Figure content listings
— Begin —

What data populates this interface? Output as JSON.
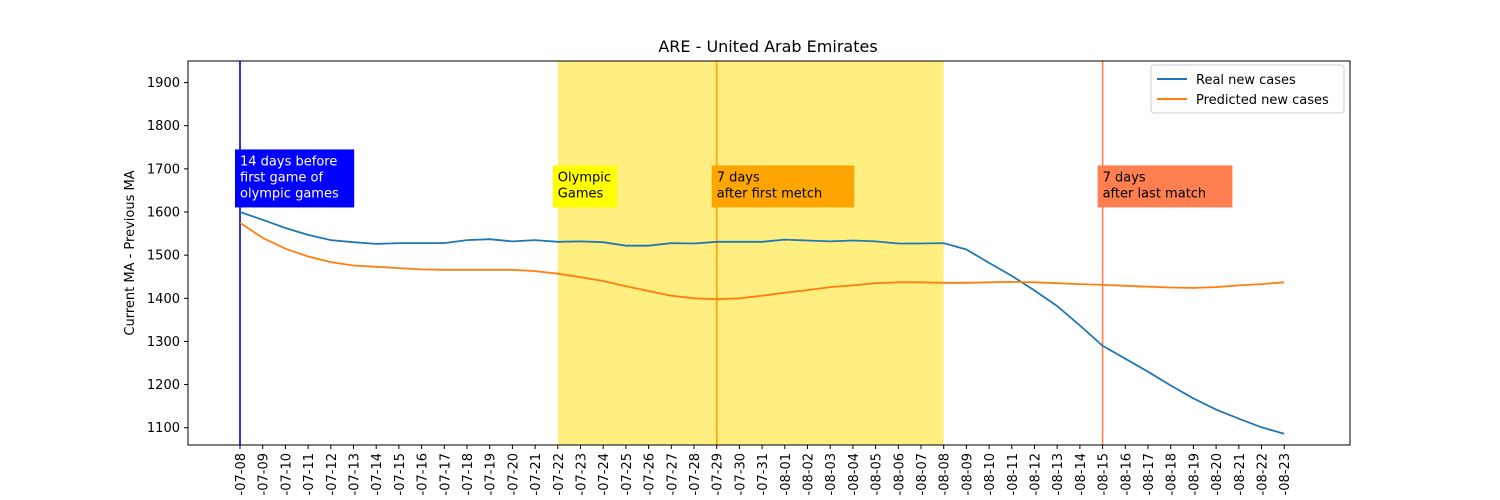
{
  "chart_data": {
    "type": "line",
    "title": "ARE - United Arab Emirates",
    "xlabel": "",
    "ylabel": "Current MA - Previous MA",
    "ylim": [
      1060,
      1950
    ],
    "yticks": [
      1100,
      1200,
      1300,
      1400,
      1500,
      1600,
      1700,
      1800,
      1900
    ],
    "grid": false,
    "legend_position": "top-right",
    "x": [
      "2021-07-08",
      "2021-07-09",
      "2021-07-10",
      "2021-07-11",
      "2021-07-12",
      "2021-07-13",
      "2021-07-14",
      "2021-07-15",
      "2021-07-16",
      "2021-07-17",
      "2021-07-18",
      "2021-07-19",
      "2021-07-20",
      "2021-07-21",
      "2021-07-22",
      "2021-07-23",
      "2021-07-24",
      "2021-07-25",
      "2021-07-26",
      "2021-07-27",
      "2021-07-28",
      "2021-07-29",
      "2021-07-30",
      "2021-07-31",
      "2021-08-01",
      "2021-08-02",
      "2021-08-03",
      "2021-08-04",
      "2021-08-05",
      "2021-08-06",
      "2021-08-07",
      "2021-08-08",
      "2021-08-09",
      "2021-08-10",
      "2021-08-11",
      "2021-08-12",
      "2021-08-13",
      "2021-08-14",
      "2021-08-15",
      "2021-08-16",
      "2021-08-17",
      "2021-08-18",
      "2021-08-19",
      "2021-08-20",
      "2021-08-21",
      "2021-08-22",
      "2021-08-23"
    ],
    "x_tick_labels": [
      "-07-08",
      "-07-09",
      "-07-10",
      "-07-11",
      "-07-12",
      "-07-13",
      "-07-14",
      "-07-15",
      "-07-16",
      "-07-17",
      "-07-18",
      "-07-19",
      "-07-20",
      "-07-21",
      "-07-22",
      "-07-23",
      "-07-24",
      "-07-25",
      "-07-26",
      "-07-27",
      "-07-28",
      "-07-29",
      "-07-30",
      "-07-31",
      "-08-01",
      "-08-02",
      "-08-03",
      "-08-04",
      "-08-05",
      "-08-06",
      "-08-07",
      "-08-08",
      "-08-09",
      "-08-10",
      "-08-11",
      "-08-12",
      "-08-13",
      "-08-14",
      "-08-15",
      "-08-16",
      "-08-17",
      "-08-18",
      "-08-19",
      "-08-20",
      "-08-21",
      "-08-22",
      "-08-23"
    ],
    "series": [
      {
        "name": "Real new cases",
        "color": "#1f77b4",
        "values": [
          1600,
          1582,
          1563,
          1547,
          1535,
          1530,
          1526,
          1528,
          1528,
          1528,
          1535,
          1537,
          1532,
          1535,
          1531,
          1532,
          1530,
          1522,
          1522,
          1528,
          1527,
          1531,
          1531,
          1531,
          1536,
          1534,
          1532,
          1534,
          1532,
          1527,
          1527,
          1528,
          1513,
          1482,
          1452,
          1418,
          1382,
          1337,
          1290,
          1260,
          1230,
          1198,
          1168,
          1142,
          1121,
          1101,
          1086
        ]
      },
      {
        "name": "Predicted new cases",
        "color": "#ff7f0e",
        "values": [
          1575,
          1540,
          1515,
          1497,
          1484,
          1476,
          1473,
          1470,
          1467,
          1466,
          1466,
          1466,
          1466,
          1463,
          1457,
          1449,
          1440,
          1428,
          1417,
          1406,
          1400,
          1398,
          1400,
          1406,
          1413,
          1419,
          1426,
          1430,
          1435,
          1437,
          1437,
          1436,
          1436,
          1437,
          1438,
          1437,
          1435,
          1433,
          1431,
          1429,
          1427,
          1425,
          1424,
          1426,
          1430,
          1433,
          1437
        ]
      }
    ],
    "shaded_region": {
      "from": "2021-07-22",
      "to": "2021-08-08",
      "color": "#ffee80"
    },
    "vertical_lines": [
      {
        "x": "2021-07-08",
        "color": "#0000cc"
      },
      {
        "x": "2021-07-29",
        "color": "#ffa500"
      },
      {
        "x": "2021-08-15",
        "color": "#ff7f50"
      }
    ],
    "annotations": [
      {
        "lines": [
          "14 days before",
          "first game of",
          "olympic games"
        ],
        "x": "2021-07-08",
        "y_top": 1745,
        "bg": "#0000ff",
        "fg": "#ffffff"
      },
      {
        "lines": [
          "Olympic",
          "Games"
        ],
        "x": "2021-07-22",
        "y_top": 1708,
        "bg": "#ffff00",
        "fg": "#000000"
      },
      {
        "lines": [
          "7 days",
          "after first metch"
        ],
        "x": "2021-07-29",
        "y_top": 1708,
        "bg": "#ffa500",
        "fg": "#000000"
      },
      {
        "lines": [
          "7 days",
          "after last match"
        ],
        "x": "2021-08-15",
        "y_top": 1708,
        "bg": "#ff7f50",
        "fg": "#000000"
      }
    ]
  }
}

— End —

Look over the listing above. Pick out and copy every line that includes "color".

* _Task answer_
        "color": "#1f77b4",
        "color": "#ff7f0e",
      "color": "#ffee80"
        "color": "#0000cc"
        "color": "#ffa500"
        "color": "#ff7f50"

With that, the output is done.